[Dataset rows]
____________________
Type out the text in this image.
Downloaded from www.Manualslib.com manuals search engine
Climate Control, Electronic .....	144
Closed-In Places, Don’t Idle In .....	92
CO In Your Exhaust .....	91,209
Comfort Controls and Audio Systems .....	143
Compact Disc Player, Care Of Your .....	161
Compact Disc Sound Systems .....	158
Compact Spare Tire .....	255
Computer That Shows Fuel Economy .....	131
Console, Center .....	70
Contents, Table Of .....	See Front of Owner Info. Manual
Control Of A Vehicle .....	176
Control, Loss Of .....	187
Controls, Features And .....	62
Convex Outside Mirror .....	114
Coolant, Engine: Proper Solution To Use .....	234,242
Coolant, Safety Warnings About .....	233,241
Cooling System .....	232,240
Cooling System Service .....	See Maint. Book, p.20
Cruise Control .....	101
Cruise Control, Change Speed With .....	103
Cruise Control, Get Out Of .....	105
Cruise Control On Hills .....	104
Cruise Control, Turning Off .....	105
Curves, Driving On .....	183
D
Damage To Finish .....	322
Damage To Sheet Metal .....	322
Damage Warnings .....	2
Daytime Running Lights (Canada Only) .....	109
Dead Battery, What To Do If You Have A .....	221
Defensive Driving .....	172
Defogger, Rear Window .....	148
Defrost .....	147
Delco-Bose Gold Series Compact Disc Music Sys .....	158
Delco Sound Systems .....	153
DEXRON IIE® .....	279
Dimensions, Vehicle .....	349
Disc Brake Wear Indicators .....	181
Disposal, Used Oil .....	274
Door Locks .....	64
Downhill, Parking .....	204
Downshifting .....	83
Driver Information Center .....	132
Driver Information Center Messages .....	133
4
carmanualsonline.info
____________________
Transcribe every entry verbatim.

Response for this exercise =
Type out the text in this image.
Downloaded from www.Manualslib.com manuals search engine
Climate Control, Electronic .....	144
Closed-In Places, Don’t Idle In .....	92
CO In Your Exhaust .....	91,209
Comfort Controls and Audio Systems .....	143
Compact Disc Player, Care Of Your .....	161
Compact Disc Sound Systems .....	158
Compact Spare Tire .....	255
Computer That Shows Fuel Economy .....	131
Console, Center .....	70
Contents, Table Of .....	See Front of Owner Info. Manual
Control Of A Vehicle .....	176
Control, Loss Of .....	187
Controls, Features And .....	62
Convex Outside Mirror .....	114
Coolant, Engine: Proper Solution To Use .....	234,242
Coolant, Safety Warnings About .....	233,241
Cooling System .....	232,240
Cooling System Service .....	See Maint. Book, p.20
Cruise Control .....	101
Cruise Control, Change Speed With .....	103
Cruise Control, Get Out Of .....	105
Cruise Control On Hills .....	104
Cruise Control, Turning Off .....	105
Curves, Driving On .....	183
D
Damage To Finish .....	322
Damage To Sheet Metal .....	322
Damage Warnings .....	2
Daytime Running Lights (Canada Only) .....	109
Dead Battery, What To Do If You Have A .....	221
Defensive Driving .....	172
Defogger, Rear Window .....	148
Defrost .....	147
Delco-Bose Gold Series Compact Disc Music Sys .....	158
Delco Sound Systems .....	153
DEXRON IIE® .....	279
Dimensions, Vehicle .....	349
Disc Brake Wear Indicators .....	181
Disposal, Used Oil .....	274
Door Locks .....	64
Downhill, Parking .....	204
Downshifting .....	83
Driver Information Center .....	132
Driver Information Center Messages .....	133
4
carmanualsonline.info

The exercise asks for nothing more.